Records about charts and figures
'''
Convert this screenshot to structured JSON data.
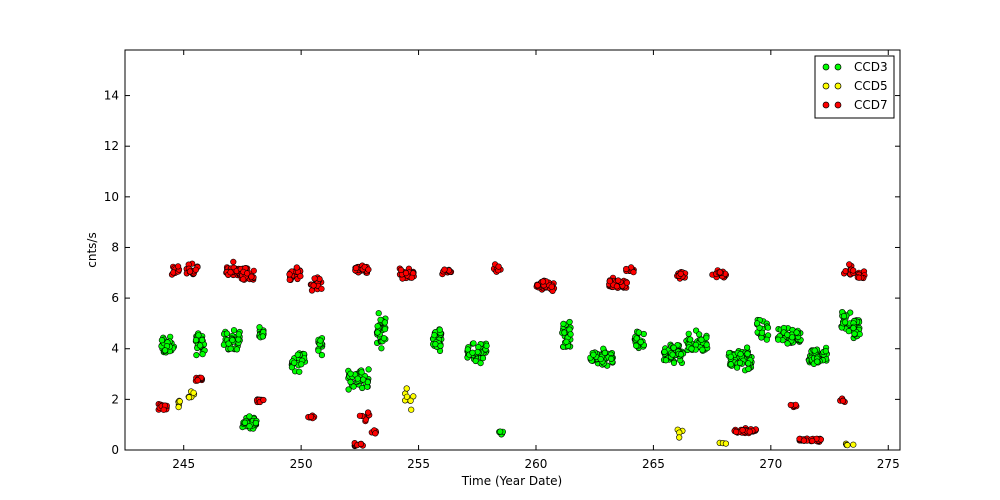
{
  "chart_data": {
    "type": "scatter",
    "title": "",
    "xlabel": "Time (Year Date)",
    "ylabel": "cnts/s",
    "xlim": [
      242.5,
      275.5
    ],
    "ylim": [
      0,
      15.8
    ],
    "xticks": [
      245,
      250,
      255,
      260,
      265,
      270,
      275
    ],
    "yticks": [
      0,
      2,
      4,
      6,
      8,
      10,
      12,
      14
    ],
    "legend_position": "top-right",
    "grid": false,
    "series": [
      {
        "name": "CCD3",
        "color": "#00ff00",
        "clusters": [
          {
            "x": [
              244.0,
              244.6
            ],
            "y": [
              3.6,
              4.6
            ],
            "n": 40
          },
          {
            "x": [
              245.5,
              245.9
            ],
            "y": [
              3.6,
              4.8
            ],
            "n": 30
          },
          {
            "x": [
              246.7,
              247.4
            ],
            "y": [
              3.8,
              4.9
            ],
            "n": 35
          },
          {
            "x": [
              247.5,
              248.1
            ],
            "y": [
              0.7,
              1.4
            ],
            "n": 45
          },
          {
            "x": [
              248.2,
              248.4
            ],
            "y": [
              4.1,
              5.0
            ],
            "n": 15
          },
          {
            "x": [
              249.6,
              250.2
            ],
            "y": [
              3.0,
              4.1
            ],
            "n": 35
          },
          {
            "x": [
              250.7,
              250.9
            ],
            "y": [
              3.6,
              4.8
            ],
            "n": 15
          },
          {
            "x": [
              252.0,
              252.9
            ],
            "y": [
              2.2,
              3.4
            ],
            "n": 45
          },
          {
            "x": [
              253.2,
              253.6
            ],
            "y": [
              3.9,
              5.6
            ],
            "n": 30
          },
          {
            "x": [
              255.6,
              256.0
            ],
            "y": [
              3.8,
              5.0
            ],
            "n": 35
          },
          {
            "x": [
              257.0,
              257.9
            ],
            "y": [
              3.3,
              4.4
            ],
            "n": 45
          },
          {
            "x": [
              258.4,
              258.6
            ],
            "y": [
              0.5,
              0.9
            ],
            "n": 8
          },
          {
            "x": [
              261.1,
              261.5
            ],
            "y": [
              3.9,
              5.2
            ],
            "n": 30
          },
          {
            "x": [
              262.3,
              263.3
            ],
            "y": [
              3.2,
              4.1
            ],
            "n": 55
          },
          {
            "x": [
              264.2,
              264.6
            ],
            "y": [
              3.8,
              4.8
            ],
            "n": 25
          },
          {
            "x": [
              265.4,
              266.3
            ],
            "y": [
              3.3,
              4.3
            ],
            "n": 50
          },
          {
            "x": [
              266.4,
              267.3
            ],
            "y": [
              3.6,
              4.8
            ],
            "n": 40
          },
          {
            "x": [
              268.2,
              269.2
            ],
            "y": [
              2.9,
              4.2
            ],
            "n": 60
          },
          {
            "x": [
              269.4,
              269.9
            ],
            "y": [
              4.0,
              5.3
            ],
            "n": 20
          },
          {
            "x": [
              270.3,
              271.3
            ],
            "y": [
              3.9,
              5.0
            ],
            "n": 50
          },
          {
            "x": [
              271.6,
              272.4
            ],
            "y": [
              3.2,
              4.2
            ],
            "n": 45
          },
          {
            "x": [
              273.0,
              273.4
            ],
            "y": [
              4.3,
              6.0
            ],
            "n": 20
          },
          {
            "x": [
              273.5,
              273.8
            ],
            "y": [
              4.2,
              5.4
            ],
            "n": 25
          }
        ]
      },
      {
        "name": "CCD5",
        "color": "#ffff00",
        "clusters": [
          {
            "x": [
              244.7,
              244.9
            ],
            "y": [
              1.5,
              2.2
            ],
            "n": 6
          },
          {
            "x": [
              245.2,
              245.5
            ],
            "y": [
              1.9,
              2.4
            ],
            "n": 6
          },
          {
            "x": [
              254.4,
              254.8
            ],
            "y": [
              1.4,
              2.6
            ],
            "n": 8
          },
          {
            "x": [
              266.0,
              266.3
            ],
            "y": [
              0.2,
              1.2
            ],
            "n": 4
          },
          {
            "x": [
              267.8,
              268.1
            ],
            "y": [
              0.2,
              0.3
            ],
            "n": 3
          },
          {
            "x": [
              273.2,
              273.6
            ],
            "y": [
              0.1,
              0.3
            ],
            "n": 4
          }
        ]
      },
      {
        "name": "CCD7",
        "color": "#ff0000",
        "clusters": [
          {
            "x": [
              243.9,
              244.3
            ],
            "y": [
              1.5,
              1.9
            ],
            "n": 20
          },
          {
            "x": [
              244.5,
              244.8
            ],
            "y": [
              6.8,
              7.4
            ],
            "n": 15
          },
          {
            "x": [
              245.1,
              245.6
            ],
            "y": [
              6.8,
              7.4
            ],
            "n": 18
          },
          {
            "x": [
              245.5,
              245.8
            ],
            "y": [
              2.6,
              3.0
            ],
            "n": 12
          },
          {
            "x": [
              246.8,
              247.4
            ],
            "y": [
              6.6,
              7.5
            ],
            "n": 30
          },
          {
            "x": [
              247.4,
              248.0
            ],
            "y": [
              6.5,
              7.4
            ],
            "n": 30
          },
          {
            "x": [
              248.1,
              248.4
            ],
            "y": [
              1.8,
              2.2
            ],
            "n": 8
          },
          {
            "x": [
              249.5,
              250.0
            ],
            "y": [
              6.6,
              7.3
            ],
            "n": 20
          },
          {
            "x": [
              250.4,
              250.9
            ],
            "y": [
              6.2,
              6.9
            ],
            "n": 18
          },
          {
            "x": [
              250.3,
              250.6
            ],
            "y": [
              1.2,
              1.4
            ],
            "n": 6
          },
          {
            "x": [
              252.2,
              252.7
            ],
            "y": [
              0.1,
              0.3
            ],
            "n": 10
          },
          {
            "x": [
              252.3,
              252.9
            ],
            "y": [
              6.9,
              7.4
            ],
            "n": 25
          },
          {
            "x": [
              252.5,
              252.9
            ],
            "y": [
              1.0,
              1.6
            ],
            "n": 8
          },
          {
            "x": [
              252.9,
              253.2
            ],
            "y": [
              0.6,
              0.9
            ],
            "n": 8
          },
          {
            "x": [
              254.2,
              254.8
            ],
            "y": [
              6.6,
              7.4
            ],
            "n": 25
          },
          {
            "x": [
              256.0,
              256.4
            ],
            "y": [
              6.8,
              7.3
            ],
            "n": 10
          },
          {
            "x": [
              258.2,
              258.5
            ],
            "y": [
              6.9,
              7.5
            ],
            "n": 10
          },
          {
            "x": [
              260.0,
              260.8
            ],
            "y": [
              6.2,
              6.8
            ],
            "n": 40
          },
          {
            "x": [
              263.1,
              263.9
            ],
            "y": [
              6.2,
              6.9
            ],
            "n": 35
          },
          {
            "x": [
              263.8,
              264.2
            ],
            "y": [
              6.9,
              7.3
            ],
            "n": 10
          },
          {
            "x": [
              266.0,
              266.4
            ],
            "y": [
              6.7,
              7.1
            ],
            "n": 12
          },
          {
            "x": [
              267.5,
              268.1
            ],
            "y": [
              6.7,
              7.2
            ],
            "n": 18
          },
          {
            "x": [
              268.4,
              269.4
            ],
            "y": [
              0.6,
              0.9
            ],
            "n": 30
          },
          {
            "x": [
              270.8,
              271.1
            ],
            "y": [
              1.6,
              1.9
            ],
            "n": 8
          },
          {
            "x": [
              271.2,
              272.2
            ],
            "y": [
              0.3,
              0.5
            ],
            "n": 40
          },
          {
            "x": [
              272.9,
              273.2
            ],
            "y": [
              1.8,
              2.1
            ],
            "n": 6
          },
          {
            "x": [
              273.1,
              273.6
            ],
            "y": [
              6.7,
              7.4
            ],
            "n": 15
          },
          {
            "x": [
              273.7,
              274.0
            ],
            "y": [
              6.7,
              7.1
            ],
            "n": 10
          }
        ]
      }
    ]
  }
}
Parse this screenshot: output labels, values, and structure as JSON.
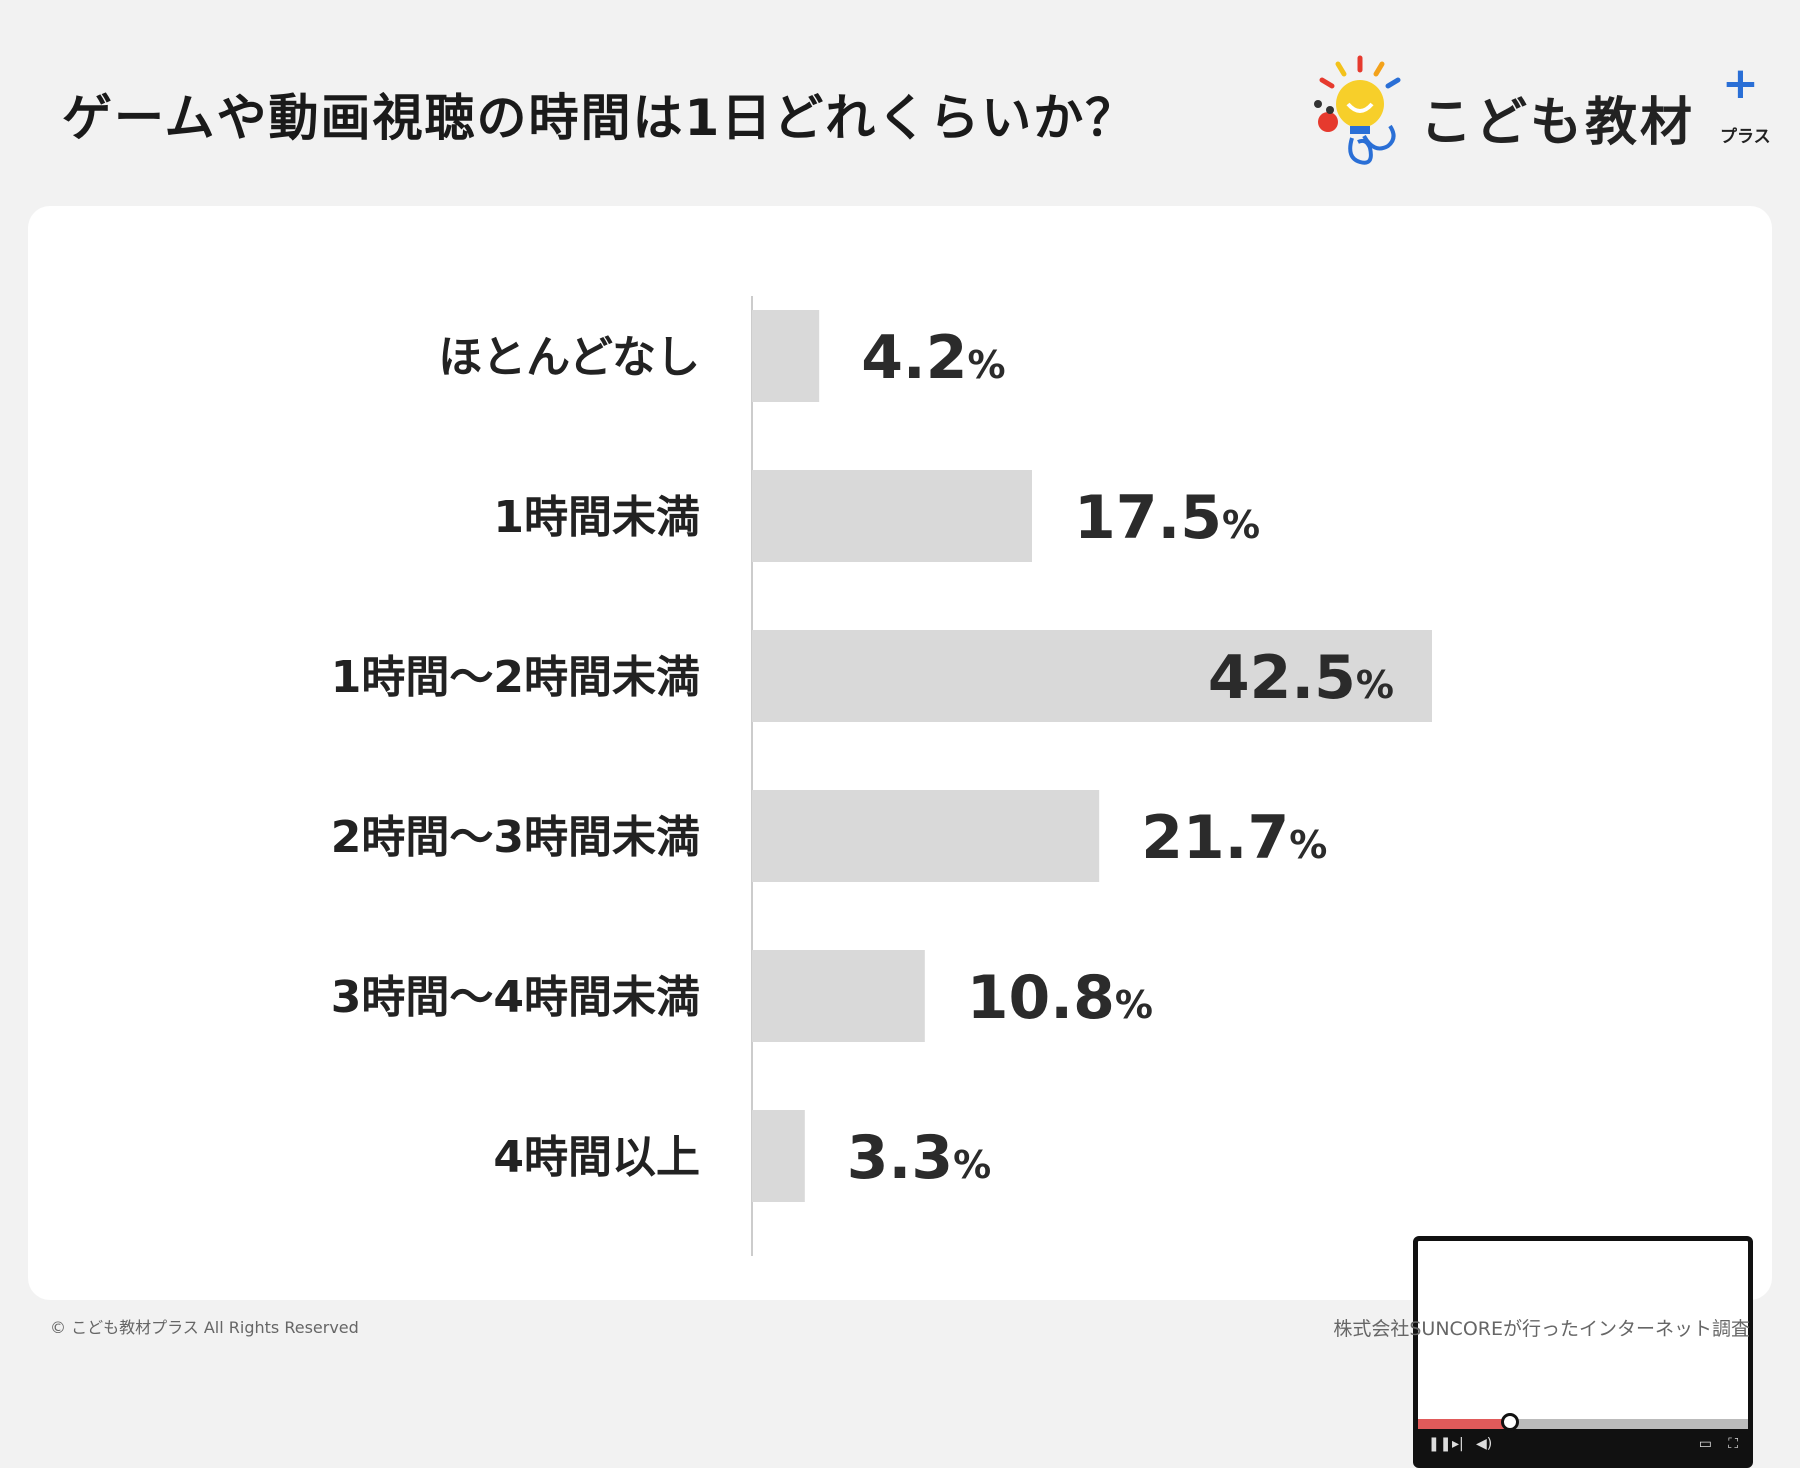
{
  "header": {
    "title": "ゲームや動画視聴の時間は1日どれくらいか？",
    "logo_text": "こども教材",
    "logo_sub": "プラス"
  },
  "chart_data": {
    "type": "bar",
    "orientation": "horizontal",
    "categories": [
      "ほとんどなし",
      "1時間未満",
      "1時間〜2時間未満",
      "2時間〜3時間未満",
      "3時間〜4時間未満",
      "4時間以上"
    ],
    "values": [
      4.2,
      17.5,
      42.5,
      21.7,
      10.8,
      3.3
    ],
    "value_labels": [
      "4.2",
      "17.5",
      "42.5",
      "21.7",
      "10.8",
      "3.3"
    ],
    "unit": "%",
    "xlim": [
      0,
      50
    ],
    "bar_color": "#d9d9d9",
    "grid": false,
    "highlight_max_label_inside": true
  },
  "video_player": {
    "progress": 0.28,
    "colors": {
      "progress": "#e05a5a",
      "frame": "#111111"
    }
  },
  "footer": {
    "copyright": "© こども教材プラス All Rights Reserved",
    "source": "株式会社SUNCOREが行ったインターネット調査"
  },
  "icons": [
    "lightbulb-logo-icon",
    "pause-icon",
    "next-icon",
    "volume-icon",
    "miniplayer-icon",
    "fullscreen-icon"
  ]
}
'''
__EXERCISE__: Show every line in the records above that contains the word "title".

__WRITTEN SOLUTION__:
    "title": "",
    "title": "ゲームや動画視聴の時間は1日どれくらいか？",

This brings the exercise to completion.